Task goal
Going through the material below, please gather all lines with the word "Stopps" in them.

Listing
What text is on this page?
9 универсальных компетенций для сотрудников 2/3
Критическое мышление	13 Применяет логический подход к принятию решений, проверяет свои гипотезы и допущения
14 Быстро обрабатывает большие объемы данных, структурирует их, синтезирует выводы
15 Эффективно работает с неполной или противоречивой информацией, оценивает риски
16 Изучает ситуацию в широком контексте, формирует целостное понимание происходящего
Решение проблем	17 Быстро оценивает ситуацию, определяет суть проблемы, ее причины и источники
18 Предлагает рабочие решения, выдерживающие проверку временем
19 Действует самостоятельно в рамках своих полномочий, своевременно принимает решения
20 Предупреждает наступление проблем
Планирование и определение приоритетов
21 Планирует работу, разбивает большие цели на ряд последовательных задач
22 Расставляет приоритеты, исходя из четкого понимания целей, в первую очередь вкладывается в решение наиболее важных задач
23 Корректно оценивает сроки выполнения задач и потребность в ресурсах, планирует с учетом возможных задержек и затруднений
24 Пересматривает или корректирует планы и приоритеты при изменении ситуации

---

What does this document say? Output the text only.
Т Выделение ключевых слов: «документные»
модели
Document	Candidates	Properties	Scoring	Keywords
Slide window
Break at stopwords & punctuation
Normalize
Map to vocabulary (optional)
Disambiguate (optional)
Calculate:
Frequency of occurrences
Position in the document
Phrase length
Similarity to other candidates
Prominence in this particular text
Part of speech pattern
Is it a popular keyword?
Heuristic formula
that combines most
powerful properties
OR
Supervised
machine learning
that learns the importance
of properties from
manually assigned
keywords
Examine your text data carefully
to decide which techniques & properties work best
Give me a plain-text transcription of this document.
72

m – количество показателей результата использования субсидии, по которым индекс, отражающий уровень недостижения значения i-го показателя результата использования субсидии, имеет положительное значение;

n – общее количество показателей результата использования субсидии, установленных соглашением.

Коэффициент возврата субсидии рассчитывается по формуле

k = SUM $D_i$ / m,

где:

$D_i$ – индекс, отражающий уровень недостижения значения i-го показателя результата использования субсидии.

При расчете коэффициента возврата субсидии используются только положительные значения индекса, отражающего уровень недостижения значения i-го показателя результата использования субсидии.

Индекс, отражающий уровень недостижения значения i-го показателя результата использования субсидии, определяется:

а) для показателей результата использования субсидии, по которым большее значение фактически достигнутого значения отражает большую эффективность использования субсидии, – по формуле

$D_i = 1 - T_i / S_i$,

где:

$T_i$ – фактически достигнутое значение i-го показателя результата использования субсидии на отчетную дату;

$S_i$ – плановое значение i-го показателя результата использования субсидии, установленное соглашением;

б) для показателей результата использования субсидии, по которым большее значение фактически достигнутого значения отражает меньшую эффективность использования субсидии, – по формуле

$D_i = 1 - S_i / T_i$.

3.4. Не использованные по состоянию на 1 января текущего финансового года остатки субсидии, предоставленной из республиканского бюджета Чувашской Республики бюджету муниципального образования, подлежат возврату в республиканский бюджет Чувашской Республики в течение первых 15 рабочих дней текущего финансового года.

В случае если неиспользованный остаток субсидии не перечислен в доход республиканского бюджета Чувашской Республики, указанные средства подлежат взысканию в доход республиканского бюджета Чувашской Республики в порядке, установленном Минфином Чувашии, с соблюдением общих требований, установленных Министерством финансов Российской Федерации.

* * *

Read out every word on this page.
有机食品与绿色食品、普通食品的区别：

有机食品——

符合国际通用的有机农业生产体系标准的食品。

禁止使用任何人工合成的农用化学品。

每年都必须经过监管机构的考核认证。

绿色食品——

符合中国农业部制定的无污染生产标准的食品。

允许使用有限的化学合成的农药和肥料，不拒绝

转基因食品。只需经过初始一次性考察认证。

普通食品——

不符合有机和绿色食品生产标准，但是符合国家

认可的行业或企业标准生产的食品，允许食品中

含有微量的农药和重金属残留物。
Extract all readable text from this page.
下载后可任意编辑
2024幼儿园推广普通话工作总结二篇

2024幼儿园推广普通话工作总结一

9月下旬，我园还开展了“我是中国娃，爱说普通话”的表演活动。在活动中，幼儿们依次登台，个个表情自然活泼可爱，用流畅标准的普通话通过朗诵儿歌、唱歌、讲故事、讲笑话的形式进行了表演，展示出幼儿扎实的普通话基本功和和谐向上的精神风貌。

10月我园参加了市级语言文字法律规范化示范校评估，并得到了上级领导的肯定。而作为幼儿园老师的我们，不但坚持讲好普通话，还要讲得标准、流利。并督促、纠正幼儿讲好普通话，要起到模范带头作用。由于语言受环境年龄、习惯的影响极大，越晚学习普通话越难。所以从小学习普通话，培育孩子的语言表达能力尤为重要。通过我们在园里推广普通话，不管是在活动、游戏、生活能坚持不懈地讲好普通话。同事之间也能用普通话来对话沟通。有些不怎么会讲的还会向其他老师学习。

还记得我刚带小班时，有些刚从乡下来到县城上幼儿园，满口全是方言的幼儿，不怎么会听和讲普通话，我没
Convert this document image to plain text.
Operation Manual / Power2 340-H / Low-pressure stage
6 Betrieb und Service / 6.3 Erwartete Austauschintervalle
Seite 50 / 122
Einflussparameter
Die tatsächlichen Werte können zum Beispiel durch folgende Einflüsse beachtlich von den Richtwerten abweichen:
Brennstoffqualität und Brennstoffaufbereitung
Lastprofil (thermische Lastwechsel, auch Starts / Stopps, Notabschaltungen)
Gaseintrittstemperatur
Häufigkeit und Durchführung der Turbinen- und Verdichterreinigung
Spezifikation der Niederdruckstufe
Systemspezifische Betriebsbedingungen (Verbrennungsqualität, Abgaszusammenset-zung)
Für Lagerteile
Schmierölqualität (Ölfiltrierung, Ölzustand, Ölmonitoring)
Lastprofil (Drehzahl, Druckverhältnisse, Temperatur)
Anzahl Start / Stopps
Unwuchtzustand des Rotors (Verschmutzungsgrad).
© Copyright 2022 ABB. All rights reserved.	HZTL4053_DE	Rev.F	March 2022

Output of the exercise
Lastprofil (thermische Lastwechsel, auch Starts / Stopps, Notabschaltungen)
Anzahl Start / Stopps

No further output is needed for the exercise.